====== Document extract

The hippie movement advocated freedom from materialism and dependency on manufactured goods.

Felix Mnthali, a Professor of English at the University of Botswana, who worked with APC volunteers in Malawi, argued that these volunteers, who came to Africa in the 1960s, were enthusiastic about their surroundings. According to him, these were youngsters who came from an America that was fairly conservative but was also changing, because they played a leading rol in the age of the hippies and the flower children. These youngsters now thought they were in an environment where they did not have to look for flowers, where they could easily join the ordinary people and didn’t have to worry how they dressed or behaved.34 The free and open behaviour

of these early Peace Corps volunteers may perhaps further be explained by the fact that some of them were avoiding draft for the Vietnam War and had not volunteered willingly; their radicalism demonstrated that lack of care. Carol Pursell’s article, “The rise and fall of the appropriate technology movement in the United States 1965-1985”, argued that “joining the US Peace Corps volunteers became popular among young Americans in order to avoid forced conscription into the Vietnam War of 1959-1975”.35 The volunteers’ behaviour was witnessed by Leloba Molema (a University

of Botswana academic), who befriended some of the volunteers. She recalled: “We [with the American Peace Corps volunteers] used to sit and talk late into the night, drinking Tassenberg wine because it was all we could afford.”36

It was this expression of freedom by the APC volunteers that alarmed some African community leaders. In Malawi, President Hastings Kamuzu Banda was pressured by his party, the Malawi Congress Party, to do away with the APC volunteers in the late 1960s, as they were perceived not to be exemplary role models for the Malawian youth. As Mnthali commented on the case: “The American Peace Corps volunteers were [at first] well received in Malawi. What they were not told in America was that they were going to a conservative society.”37

In Botswana’s case, the behaviour of the APC volunteers also surprised many Batswana, but not to the extent that the Government banned them from their country. Many Batswana were sceptical whether the new breed of whites would be able to deliver on their duties, while others adopted a wait-and-see attitude. Batswana compared the former British colonial officer with the new APC volunteer.

============

**Tasks to perform**
[a] Reproduce verbatim the part of the passage on Peace Corps volunteers in Africa that opens with the words containing "In Botswana’s case, the" and closes with "new APC volunteer.".
[b] Resume the passage on Peace Corps volunteers in Africa after its final sentence and carry it forward.

====== Data block

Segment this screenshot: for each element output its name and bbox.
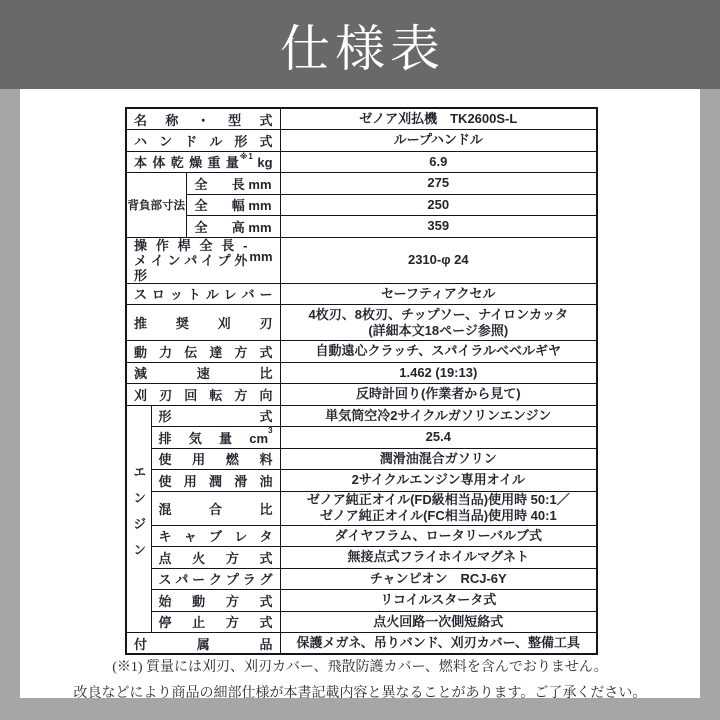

============

**Task-by-task outputs**
[a]
In Botswana’s case, the behaviour of the APC volunteers also surprised many Batswana, but not to the extent that the Government banned them from their country. Many Batswana were sceptical whether the new breed of whites would be able to deliver on their duties, while others adopted a wait-and-see attitude. Batswana compared the former British colonial officer with the new APC volunteer.

[b]
33 Ibid.

34 Felix Mnthali, interview by Monkge, 29 January 2009 (MA Project, University of Botswana). 35 Carroll Pursell, “The rise of the appropriate technology movement in the United States 1965-1985”,

<http://books.google.com/books?hl=en&id=CnnIkRHwzsc&oi=fnd&pq=RAIPA292&dq= truman+point+four+programme&ots=BDTyPFaESD&sg=JiuTnCtDDyTmXNM> accessed 28 August 2009.

36 Leloba Molema, interview by Monkge, 14 August 2009 (MA Project, University of Botswana). 37 Ibid.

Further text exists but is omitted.